*RECORDS FOR THE EXERCISE*:
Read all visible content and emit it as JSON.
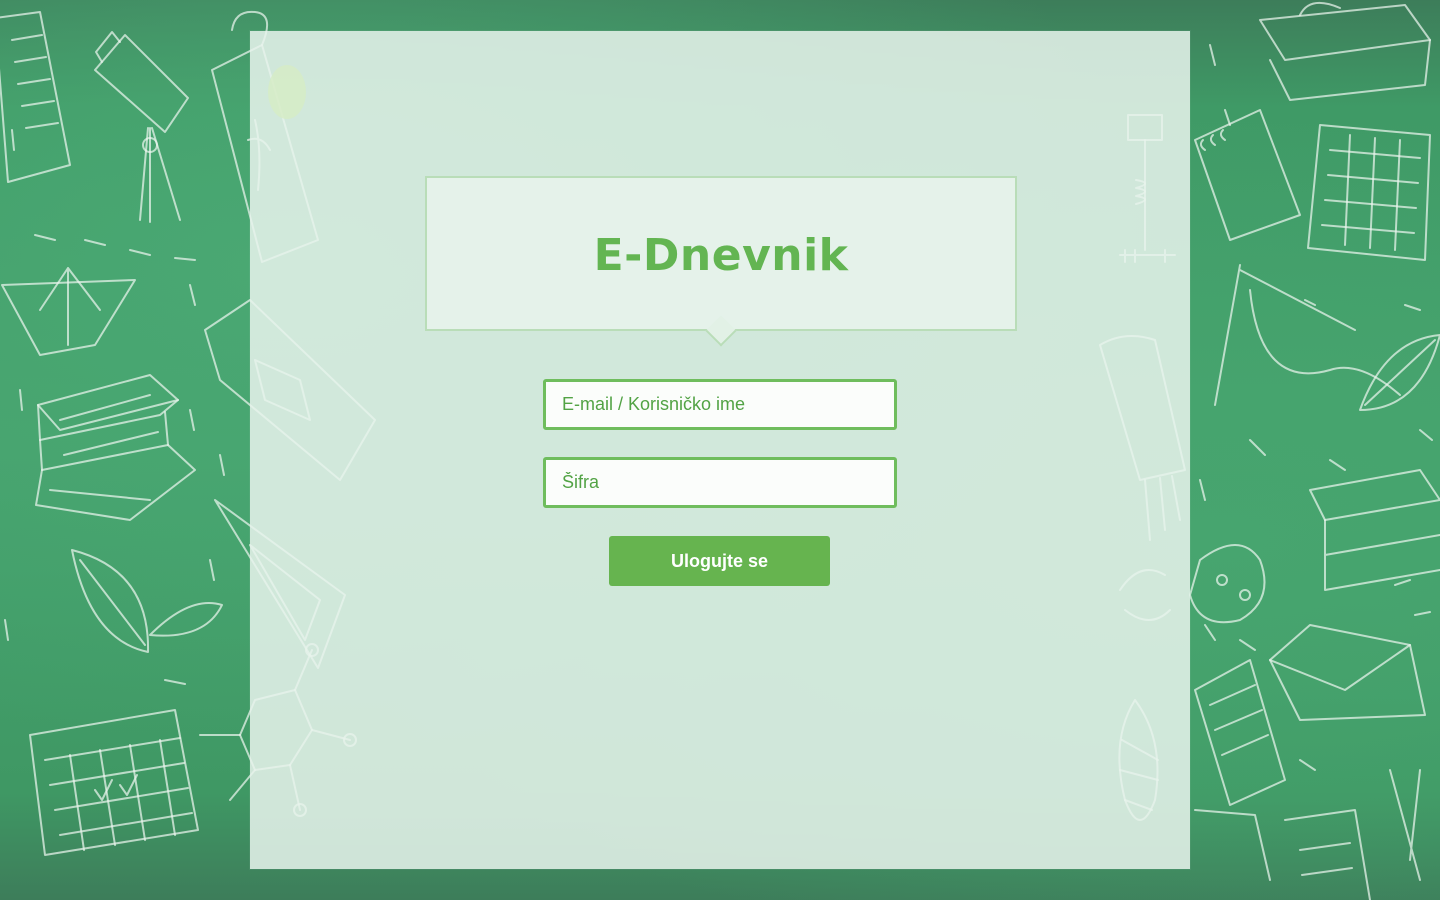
{
  "app": {
    "title": "E-Dnevnik"
  },
  "login_form": {
    "username_placeholder": "E-mail / Korisničko ime",
    "password_placeholder": "Šifra",
    "submit_label": "Ulogujte se"
  },
  "colors": {
    "accent": "#66b44f",
    "title_text": "#63b552",
    "background_chalkboard": "#45a26d"
  },
  "background_icons": [
    "notebook-icon",
    "telescope-icon",
    "bookmark-icon",
    "paper-boat-icon",
    "books-icon",
    "pencil-case-icon",
    "triangle-ruler-icon",
    "leaf-icon",
    "calendar-icon",
    "molecule-icon",
    "scale-icon",
    "bow-icon",
    "spiral-notebook-icon",
    "chart-icon",
    "envelope-icon",
    "microscope-icon",
    "pinecone-icon",
    "brush-icon"
  ]
}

*GIVEN REQUEST*:
What you return should match the records above word for word, minus the pictures.

*ANSWER FOR THIS EXERCISE*:
Read all visible content and emit it as JSON.
{
  "app": {
    "title": "E-Dnevnik"
  },
  "login_form": {
    "username_placeholder": "E-mail / Korisničko ime",
    "password_placeholder": "Šifra",
    "submit_label": "Ulogujte se"
  },
  "colors": {
    "accent": "#66b44f",
    "title_text": "#63b552",
    "background_chalkboard": "#45a26d"
  },
  "background_icons": [
    "notebook-icon",
    "telescope-icon",
    "bookmark-icon",
    "paper-boat-icon",
    "books-icon",
    "pencil-case-icon",
    "triangle-ruler-icon",
    "leaf-icon",
    "calendar-icon",
    "molecule-icon",
    "scale-icon",
    "bow-icon",
    "spiral-notebook-icon",
    "chart-icon",
    "envelope-icon",
    "microscope-icon",
    "pinecone-icon",
    "brush-icon"
  ]
}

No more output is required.